===== Selected text
For example, if you wish to increase the memory request for the cert-manager controller:
cat cert-manager-controller-memory.values.yaml
resources:
requests:
memory: 1Gi
venctl components kubernetes manifest generate \
--namespace venafi \
--cert-manager \
--cert-manager-values-files cert-manager-controller-memory.values.yaml \
--approver-policy-enterprise \
--csi-driver \
--trust-manager \
--venafi-connection \
--venafi-enhanced-issuer \
--venafi-kubernetes-agent \
--ha-values-dir venafi-values > venafi-components.yaml
Scaling¶
This section explains how to accurately allocate CPU and memory resources to match the actual usage needs of the Venafi Kubernetes applications running in your Kubernetes environment. This is sometimes referred to as right sizing.
This is important for the following reasons:
- Efficiency: Matching the resource requests with the actual usage helps prevent the wastage of resources.
- Performance: Using appropriate resource requests will improve the performance of the components.
- Reliability: Right sizing improves reliability by avoiding crashes caused by memory exhaustion, for example.
However, right sizing is a continuous process that requires ongoing monitoring, adjustment, and optimization.
Learn more
See Practical tips for right sizing your Kubernetes workloads, on the Datadog blog.
See Right sizing workloads in Kubernetes for cost optimization, on the Google Cloud blog.
A note about horizontal scaling
Components that use leader election¶
Most Venafi Kubernetes components use leader election to ensure that only one replica is active. This prevents conflicts which would arise if multiple replicas were reconciling the same API resources. You cannot use horizontal scaling for these components because only one replica is active. Use vertical scaling instead.
Components that use DaemonSet¶
CSI driver and CSI driver for SPIFFE
These CSI components use DaemonSet resources because exactly one instance of the driver is meant to run on all or some of the nodes in your cluster. Therefore, the Helm charts for these components do not allow you to configure the replica count. Use vertical scaling instead.
cert-manager webhook
The cert-manager webhook does not use leader election, so you can scale it horizontally by increasing the number of replicas. When the Kubernetes API server connects to the cert-manager webhook, it does so via a Service that load balances the connections between all the Ready replicas. For this reason, there is a clear benefit to increasing the number of webhook replicas to three or more, on clusters with a high frequency of cert-manager custom resource interactions. Furthermore, the webhook has modest memory requirements because it does not use a cache. For this reason, the resource cost of scaling out the webhook is relatively low.
==========
===== Records
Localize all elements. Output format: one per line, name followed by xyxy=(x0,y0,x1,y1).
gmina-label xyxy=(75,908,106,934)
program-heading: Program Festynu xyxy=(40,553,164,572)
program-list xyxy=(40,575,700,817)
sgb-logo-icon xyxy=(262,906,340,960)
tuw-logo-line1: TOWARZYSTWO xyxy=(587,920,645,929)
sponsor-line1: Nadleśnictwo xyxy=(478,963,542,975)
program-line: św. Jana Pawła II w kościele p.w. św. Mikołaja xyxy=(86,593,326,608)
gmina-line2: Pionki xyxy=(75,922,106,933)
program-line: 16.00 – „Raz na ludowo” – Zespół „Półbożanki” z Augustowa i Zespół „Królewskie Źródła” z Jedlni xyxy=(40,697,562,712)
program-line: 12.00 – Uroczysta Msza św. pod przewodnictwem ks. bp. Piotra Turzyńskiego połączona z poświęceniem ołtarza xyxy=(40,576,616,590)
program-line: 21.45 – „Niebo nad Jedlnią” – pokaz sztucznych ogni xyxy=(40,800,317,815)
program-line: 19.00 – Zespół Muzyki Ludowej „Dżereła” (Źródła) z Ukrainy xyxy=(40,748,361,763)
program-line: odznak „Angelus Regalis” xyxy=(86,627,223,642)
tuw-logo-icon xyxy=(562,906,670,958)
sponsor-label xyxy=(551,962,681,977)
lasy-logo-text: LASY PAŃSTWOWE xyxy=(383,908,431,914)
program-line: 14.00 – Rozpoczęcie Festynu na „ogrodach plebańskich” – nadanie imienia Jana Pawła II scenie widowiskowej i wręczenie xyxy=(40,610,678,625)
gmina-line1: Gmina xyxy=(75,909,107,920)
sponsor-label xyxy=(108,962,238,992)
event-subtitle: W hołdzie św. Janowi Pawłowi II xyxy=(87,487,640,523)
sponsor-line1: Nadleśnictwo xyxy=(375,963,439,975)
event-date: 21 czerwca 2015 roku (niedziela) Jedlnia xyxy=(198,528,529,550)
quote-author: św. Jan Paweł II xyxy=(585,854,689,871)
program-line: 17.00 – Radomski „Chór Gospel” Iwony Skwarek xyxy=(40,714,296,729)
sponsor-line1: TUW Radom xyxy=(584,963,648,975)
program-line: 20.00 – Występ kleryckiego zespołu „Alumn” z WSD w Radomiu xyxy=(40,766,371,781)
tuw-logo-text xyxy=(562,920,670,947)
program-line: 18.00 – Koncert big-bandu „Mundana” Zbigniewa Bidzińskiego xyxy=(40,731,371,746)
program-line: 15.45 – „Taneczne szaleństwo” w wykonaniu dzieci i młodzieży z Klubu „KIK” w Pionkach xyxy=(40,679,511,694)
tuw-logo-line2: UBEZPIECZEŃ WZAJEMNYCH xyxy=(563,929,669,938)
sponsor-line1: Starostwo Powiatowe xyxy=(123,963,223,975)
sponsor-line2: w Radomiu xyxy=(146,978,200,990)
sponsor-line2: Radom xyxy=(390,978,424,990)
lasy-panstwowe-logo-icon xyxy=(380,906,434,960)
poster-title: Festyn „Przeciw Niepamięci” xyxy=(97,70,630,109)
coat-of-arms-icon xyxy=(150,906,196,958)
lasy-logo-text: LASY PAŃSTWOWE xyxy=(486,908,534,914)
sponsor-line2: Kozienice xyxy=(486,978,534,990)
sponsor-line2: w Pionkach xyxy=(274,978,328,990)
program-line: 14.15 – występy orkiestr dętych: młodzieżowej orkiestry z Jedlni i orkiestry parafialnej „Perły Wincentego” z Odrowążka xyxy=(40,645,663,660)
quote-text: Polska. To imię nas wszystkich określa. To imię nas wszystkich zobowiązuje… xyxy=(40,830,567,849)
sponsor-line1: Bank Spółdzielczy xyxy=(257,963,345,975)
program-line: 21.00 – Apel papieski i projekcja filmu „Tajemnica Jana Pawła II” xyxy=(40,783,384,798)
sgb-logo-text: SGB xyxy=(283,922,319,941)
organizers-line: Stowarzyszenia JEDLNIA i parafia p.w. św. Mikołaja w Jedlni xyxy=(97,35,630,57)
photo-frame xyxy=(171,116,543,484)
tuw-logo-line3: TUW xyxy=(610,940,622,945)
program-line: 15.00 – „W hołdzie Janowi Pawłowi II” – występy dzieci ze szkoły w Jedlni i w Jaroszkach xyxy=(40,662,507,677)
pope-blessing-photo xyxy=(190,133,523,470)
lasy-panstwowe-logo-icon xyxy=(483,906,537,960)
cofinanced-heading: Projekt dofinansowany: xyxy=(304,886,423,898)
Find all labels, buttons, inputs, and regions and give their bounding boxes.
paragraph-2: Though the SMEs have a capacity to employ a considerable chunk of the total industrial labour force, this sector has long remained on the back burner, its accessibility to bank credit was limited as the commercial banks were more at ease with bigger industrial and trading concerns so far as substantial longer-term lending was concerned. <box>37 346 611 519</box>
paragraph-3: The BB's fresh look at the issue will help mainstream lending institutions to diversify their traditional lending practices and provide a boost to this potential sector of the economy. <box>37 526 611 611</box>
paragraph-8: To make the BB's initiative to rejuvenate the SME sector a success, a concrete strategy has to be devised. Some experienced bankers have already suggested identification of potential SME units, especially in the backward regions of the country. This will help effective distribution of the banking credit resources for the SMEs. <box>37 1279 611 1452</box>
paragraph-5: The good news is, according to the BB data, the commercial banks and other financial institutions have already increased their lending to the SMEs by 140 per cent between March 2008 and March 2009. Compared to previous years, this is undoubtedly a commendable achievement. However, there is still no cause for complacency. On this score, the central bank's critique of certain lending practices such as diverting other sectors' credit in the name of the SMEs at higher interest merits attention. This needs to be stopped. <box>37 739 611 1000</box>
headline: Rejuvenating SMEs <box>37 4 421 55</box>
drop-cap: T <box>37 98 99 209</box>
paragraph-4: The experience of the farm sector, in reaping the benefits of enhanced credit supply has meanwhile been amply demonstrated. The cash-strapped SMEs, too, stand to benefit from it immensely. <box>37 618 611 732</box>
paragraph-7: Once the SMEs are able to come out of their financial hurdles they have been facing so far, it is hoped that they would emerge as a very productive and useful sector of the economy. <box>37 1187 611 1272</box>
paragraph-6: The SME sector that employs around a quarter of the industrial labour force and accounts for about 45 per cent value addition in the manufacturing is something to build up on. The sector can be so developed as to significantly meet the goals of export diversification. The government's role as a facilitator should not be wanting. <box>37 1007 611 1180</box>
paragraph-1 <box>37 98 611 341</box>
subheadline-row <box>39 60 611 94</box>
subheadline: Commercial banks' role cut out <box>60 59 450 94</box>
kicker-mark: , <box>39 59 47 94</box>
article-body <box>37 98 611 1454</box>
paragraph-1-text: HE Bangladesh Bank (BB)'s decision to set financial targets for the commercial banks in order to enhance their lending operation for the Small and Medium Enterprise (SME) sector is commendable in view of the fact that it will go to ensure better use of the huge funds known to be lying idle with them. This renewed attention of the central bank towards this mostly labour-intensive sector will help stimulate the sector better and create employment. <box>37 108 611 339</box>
==========
- _Task requirements_:
**A.** For each statement below, say whether it agrees with the Venafi Kubernetes scaling text, answering yes or no and quoting the words of that text that settle it: (i) The Helm charts for the CSI driver components let you configure the replica count. (ii) The cert-manager webhook does not use leader election. (iii) Right sizing is a task done once and then left alone.
**B.** Write the next part of the Venafi Kubernetes scaling text, picking up after its final sentence.
The listing is taken from a separate source.

- _Response list_:
**A.**
(i) No: "the Helm charts for these components do not allow you to configure the replica count."
(ii) Yes: "The cert-manager webhook does not use leader election"
(iii) No: "right sizing is a continuous process that requires ongoing monitoring, adjustment, and optimization."

**B.**
Approver Policy and Approver Policy Enterprise
By default, Approver Policy and Approver Policy Enterprise Deployment resources have one replica, but in production you should use two or more. These components have both a controller manager and a webhook, and unlike cert-manager, these are both provided by the same process in each Pod. This changes the strategy for high availability and scaling of these components. You should use at least two replicas for high availability. The Approver Policy webhook is only used for validating CertificateRequestPolicy resources. In the unlikely event of a high frequency of CertificateRequestPolicy API interactions, you might consider scaling out the Deployment to three or more replicas. Be aware that if you do, any of the replicas might also be elected as the controller manager and will, therefore, need to reserve sufficient memory to cache all CertificateRequests and CertificateRequestPolicy resources.
Do not use HorizontalPodAutoscaling¶
HorizontalPodAutoscaling is not useful for any of the Venafi Kubernetes components. They either do not support horizontal scaling (see above) or they are webhooks, which are unlikely to encounter sufficient load to trigger the horizontal pod autoscaler.
The Helm charts for the Venafi Kubernetes components do not all include resource requests and limits, so you should supply resource requests and limits that are appropriate for your cluster.
What are appropriate resource requests and limits? This depends on factors such as the size of your cluster and the number and nature of the workloads that run on the cluster.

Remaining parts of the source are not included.